## What you have to do
What is needed here is an exact copy of every entry.

## Entries

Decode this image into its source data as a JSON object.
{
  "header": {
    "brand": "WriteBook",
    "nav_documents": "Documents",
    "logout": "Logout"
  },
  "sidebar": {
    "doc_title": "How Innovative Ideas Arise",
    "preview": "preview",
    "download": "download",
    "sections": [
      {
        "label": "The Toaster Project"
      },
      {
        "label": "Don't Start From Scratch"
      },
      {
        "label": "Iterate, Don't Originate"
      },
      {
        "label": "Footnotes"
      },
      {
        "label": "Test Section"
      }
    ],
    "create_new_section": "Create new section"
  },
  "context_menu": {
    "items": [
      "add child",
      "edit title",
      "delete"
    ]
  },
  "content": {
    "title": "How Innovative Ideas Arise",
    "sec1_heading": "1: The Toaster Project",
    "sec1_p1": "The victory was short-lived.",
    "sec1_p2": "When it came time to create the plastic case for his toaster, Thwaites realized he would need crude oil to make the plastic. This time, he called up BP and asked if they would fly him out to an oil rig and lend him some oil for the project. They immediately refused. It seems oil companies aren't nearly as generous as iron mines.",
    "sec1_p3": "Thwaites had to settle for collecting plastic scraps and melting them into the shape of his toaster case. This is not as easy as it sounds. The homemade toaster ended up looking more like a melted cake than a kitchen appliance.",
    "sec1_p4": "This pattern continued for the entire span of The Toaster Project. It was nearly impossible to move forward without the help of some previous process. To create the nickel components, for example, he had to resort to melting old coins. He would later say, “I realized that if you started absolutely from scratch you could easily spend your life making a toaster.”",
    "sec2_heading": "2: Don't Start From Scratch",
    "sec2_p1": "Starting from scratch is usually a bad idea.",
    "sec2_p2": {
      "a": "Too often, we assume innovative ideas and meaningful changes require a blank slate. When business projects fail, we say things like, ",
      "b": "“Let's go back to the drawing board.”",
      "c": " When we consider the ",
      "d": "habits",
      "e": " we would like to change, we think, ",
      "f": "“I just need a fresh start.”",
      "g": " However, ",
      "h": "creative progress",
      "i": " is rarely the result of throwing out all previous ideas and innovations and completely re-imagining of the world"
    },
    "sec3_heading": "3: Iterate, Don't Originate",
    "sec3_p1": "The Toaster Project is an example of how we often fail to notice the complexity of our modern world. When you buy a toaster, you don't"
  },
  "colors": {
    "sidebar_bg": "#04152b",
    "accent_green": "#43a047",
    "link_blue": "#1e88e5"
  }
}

## Written answer
Decode this image into its source data as a JSON object.
{
  "header": {
    "brand": "WriteBook",
    "nav_documents": "Documents",
    "logout": "Logout"
  },
  "sidebar": {
    "doc_title": "How Innovative Ideas Arise",
    "preview": "preview",
    "download": "download",
    "sections": [
      {
        "label": "The Toaster Project"
      },
      {
        "label": "Don't Start From Scratch"
      },
      {
        "label": "Iterate, Don't Originate"
      },
      {
        "label": "Footnotes"
      },
      {
        "label": "Test Section"
      }
    ],
    "create_new_section": "Create new section"
  },
  "context_menu": {
    "items": [
      "add child",
      "edit title",
      "delete"
    ]
  },
  "content": {
    "title": "How Innovative Ideas Arise",
    "sec1_heading": "1: The Toaster Project",
    "sec1_p1": "The victory was short-lived.",
    "sec1_p2": "When it came time to create the plastic case for his toaster, Thwaites realized he would need crude oil to make the plastic. This time, he called up BP and asked if they would fly him out to an oil rig and lend him some oil for the project. They immediately refused. It seems oil companies aren't nearly as generous as iron mines.",
    "sec1_p3": "Thwaites had to settle for collecting plastic scraps and melting them into the shape of his toaster case. This is not as easy as it sounds. The homemade toaster ended up looking more like a melted cake than a kitchen appliance.",
    "sec1_p4": "This pattern continued for the entire span of The Toaster Project. It was nearly impossible to move forward without the help of some previous process. To create the nickel components, for example, he had to resort to melting old coins. He would later say, “I realized that if you started absolutely from scratch you could easily spend your life making a toaster.”",
    "sec2_heading": "2: Don't Start From Scratch",
    "sec2_p1": "Starting from scratch is usually a bad idea.",
    "sec2_p2": {
      "a": "Too often, we assume innovative ideas and meaningful changes require a blank slate. When business projects fail, we say things like, ",
      "b": "“Let's go back to the drawing board.”",
      "c": " When we consider the ",
      "d": "habits",
      "e": " we would like to change, we think, ",
      "f": "“I just need a fresh start.”",
      "g": " However, ",
      "h": "creative progress",
      "i": " is rarely the result of throwing out all previous ideas and innovations and completely re-imagining of the world"
    },
    "sec3_heading": "3: Iterate, Don't Originate",
    "sec3_p1": "The Toaster Project is an example of how we often fail to notice the complexity of our modern world. When you buy a toaster, you don't"
  },
  "colors": {
    "sidebar_bg": "#04152b",
    "accent_green": "#43a047",
    "link_blue": "#1e88e5"
  }
}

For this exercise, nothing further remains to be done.